▶ **Stated exercise**:
Look through the records that follow. Copy every line containing the word "Specification".

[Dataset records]
>>>

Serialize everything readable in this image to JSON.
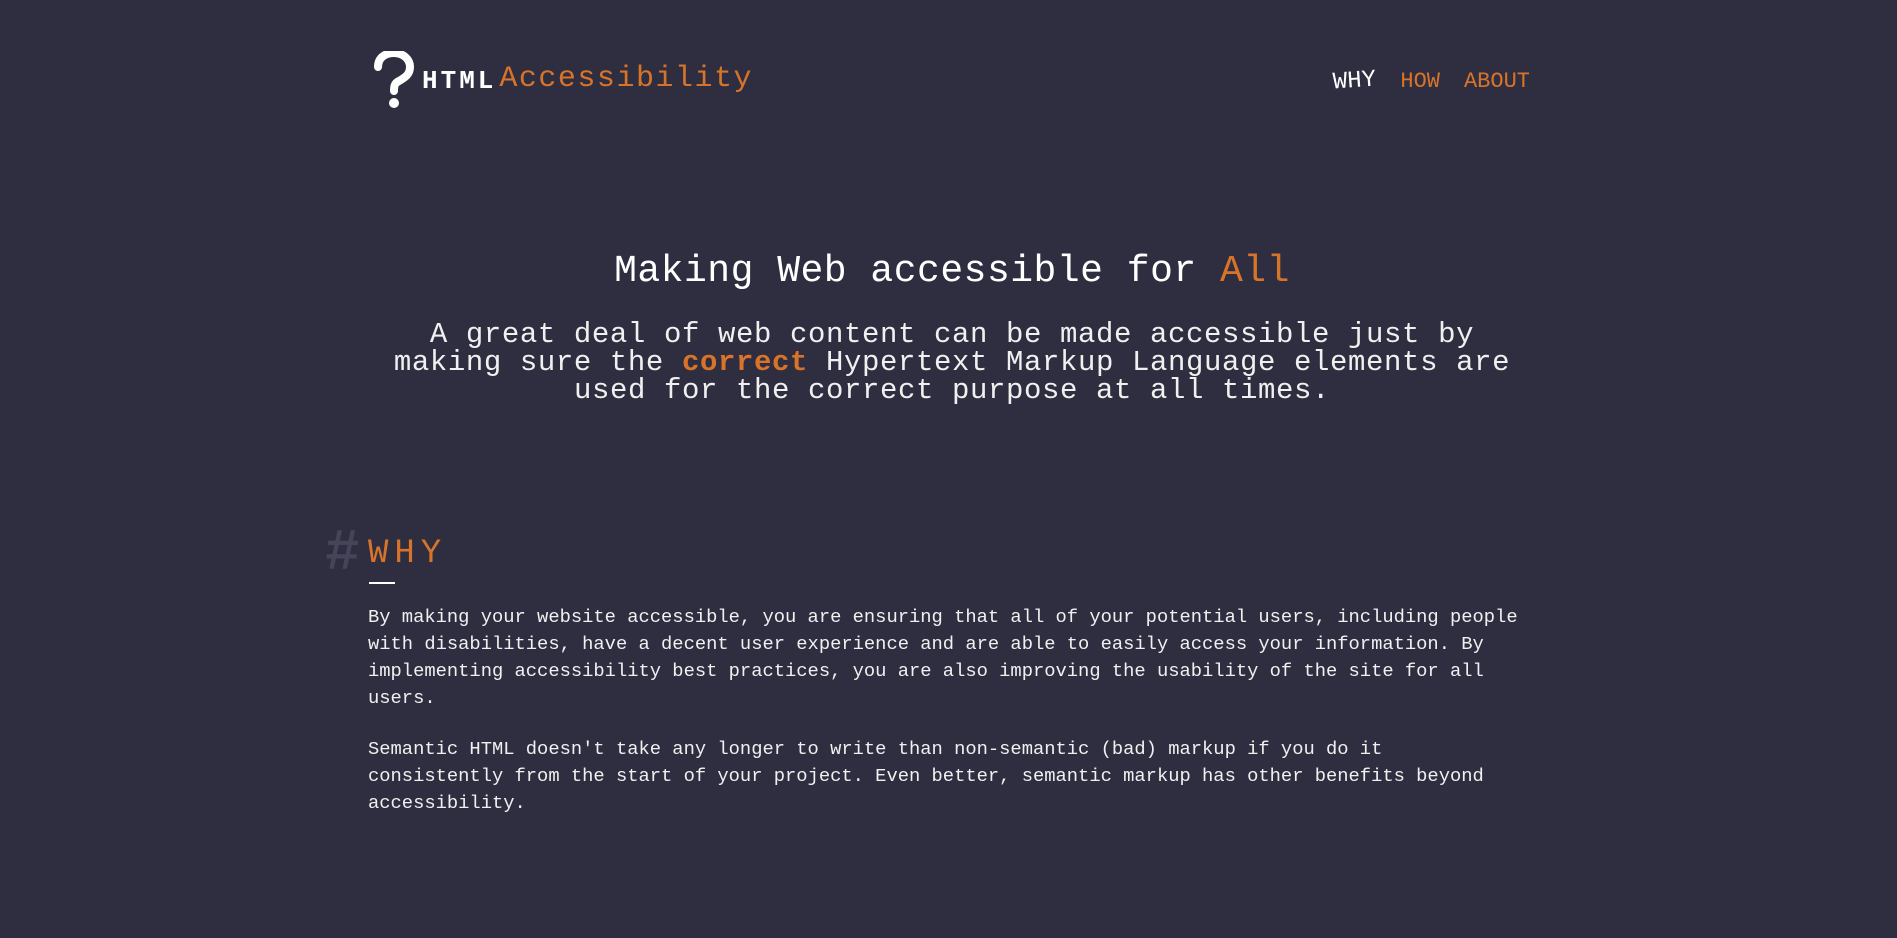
{
  "header": {
    "logo_icon": "question-mark-icon",
    "logo_html": "HTML",
    "logo_accent": "Accessibility",
    "nav": [
      {
        "label": "WHY",
        "active": true
      },
      {
        "label": "HOW",
        "active": false
      },
      {
        "label": "ABOUT",
        "active": false
      }
    ]
  },
  "hero": {
    "title_main": "Making Web accessible for ",
    "title_accent": "All",
    "lead_before": "A great deal of web content can be made accessible just by making sure the ",
    "lead_strong": "correct",
    "lead_after": " Hypertext Markup Language elements are used for the correct purpose at all times."
  },
  "why": {
    "hash": "#",
    "title": "WHY",
    "paragraphs": [
      "By making your website accessible, you are ensuring that all of your potential users, including people with disabilities, have a decent user experience and are able to easily access your information. By implementing accessibility best practices, you are also improving the usability of the site for all users.",
      "Semantic HTML doesn't take any longer to write than non-semantic (bad) markup if you do it consistently from the start of your project. Even better, semantic markup has other benefits beyond accessibility."
    ]
  },
  "colors": {
    "background": "#2f2e40",
    "accent": "#d8742a",
    "text": "#f2f2f2",
    "hash": "#454458"
  }
}
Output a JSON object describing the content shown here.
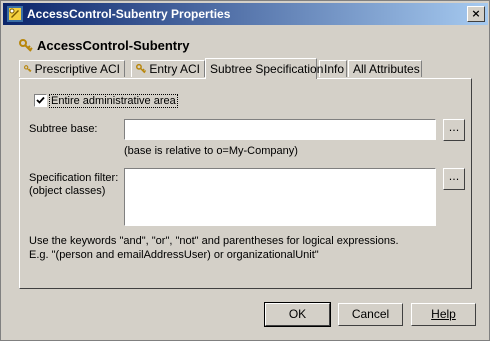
{
  "window": {
    "title": "AccessControl-Subentry Properties",
    "close_label": "×"
  },
  "header": {
    "title": "AccessControl-Subentry"
  },
  "tabs": [
    {
      "label": "Prescriptive ACI",
      "icon": "key-icon"
    },
    {
      "label": "Entry ACI",
      "icon": "key-icon"
    },
    {
      "label": "Subtree Specification",
      "active": true
    },
    {
      "label": "Info"
    },
    {
      "label": "All Attributes"
    }
  ],
  "form": {
    "entire_area_label": "Entire administrative area",
    "entire_area_checked": true,
    "subtree_base_label": "Subtree base:",
    "subtree_base_value": "",
    "subtree_base_browse": "...",
    "subtree_base_hint": "(base is relative to o=My-Company)",
    "spec_filter_label_1": "Specification filter:",
    "spec_filter_label_2": "(object classes)",
    "spec_filter_value": "",
    "spec_filter_browse": "...",
    "help_line_1": "Use the keywords \"and\", \"or\", \"not\" and parentheses for logical expressions.",
    "help_line_2": "E.g. \"(person and emailAddressUser) or organizationalUnit\""
  },
  "buttons": {
    "ok": "OK",
    "cancel": "Cancel",
    "help": "Help"
  },
  "colors": {
    "titlebar_start": "#0a246a",
    "titlebar_end": "#a6caf0",
    "dialog_bg": "#d4d0c8"
  }
}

<<<

▶ **Response**:
      "label": "Subtree Specification",
    "spec_filter_label_1": "Specification filter:",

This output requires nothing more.